[Job]: Find the lines holding "anomaly" and copy them.

[Items]:
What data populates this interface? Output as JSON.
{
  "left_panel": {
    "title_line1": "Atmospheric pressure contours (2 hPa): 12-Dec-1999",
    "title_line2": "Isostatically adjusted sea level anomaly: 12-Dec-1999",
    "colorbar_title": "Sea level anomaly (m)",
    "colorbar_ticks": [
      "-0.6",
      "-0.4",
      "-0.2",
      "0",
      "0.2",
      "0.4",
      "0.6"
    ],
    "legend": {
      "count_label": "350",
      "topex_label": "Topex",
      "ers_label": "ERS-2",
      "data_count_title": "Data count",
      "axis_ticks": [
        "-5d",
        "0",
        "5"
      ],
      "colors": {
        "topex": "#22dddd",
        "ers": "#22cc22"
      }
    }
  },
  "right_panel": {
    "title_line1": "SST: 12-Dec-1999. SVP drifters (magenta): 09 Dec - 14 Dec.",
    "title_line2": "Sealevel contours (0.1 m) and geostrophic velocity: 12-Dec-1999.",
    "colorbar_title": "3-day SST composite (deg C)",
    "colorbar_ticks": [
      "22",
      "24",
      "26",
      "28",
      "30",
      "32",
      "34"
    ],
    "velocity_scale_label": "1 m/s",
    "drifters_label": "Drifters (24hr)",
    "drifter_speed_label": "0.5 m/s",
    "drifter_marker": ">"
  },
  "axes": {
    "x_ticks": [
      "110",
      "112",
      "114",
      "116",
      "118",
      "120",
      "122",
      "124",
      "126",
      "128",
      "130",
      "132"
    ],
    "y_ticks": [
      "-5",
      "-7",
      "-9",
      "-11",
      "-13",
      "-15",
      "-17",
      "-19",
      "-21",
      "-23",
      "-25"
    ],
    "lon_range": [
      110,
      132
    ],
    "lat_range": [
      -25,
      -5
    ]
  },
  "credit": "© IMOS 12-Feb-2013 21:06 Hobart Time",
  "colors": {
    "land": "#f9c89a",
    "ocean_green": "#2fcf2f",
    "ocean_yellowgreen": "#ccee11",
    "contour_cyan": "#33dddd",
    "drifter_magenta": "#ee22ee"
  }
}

[Right answer]:
    "title_line2": "Isostatically adjusted sea level anomaly: 12-Dec-1999",
    "colorbar_title": "Sea level anomaly (m)",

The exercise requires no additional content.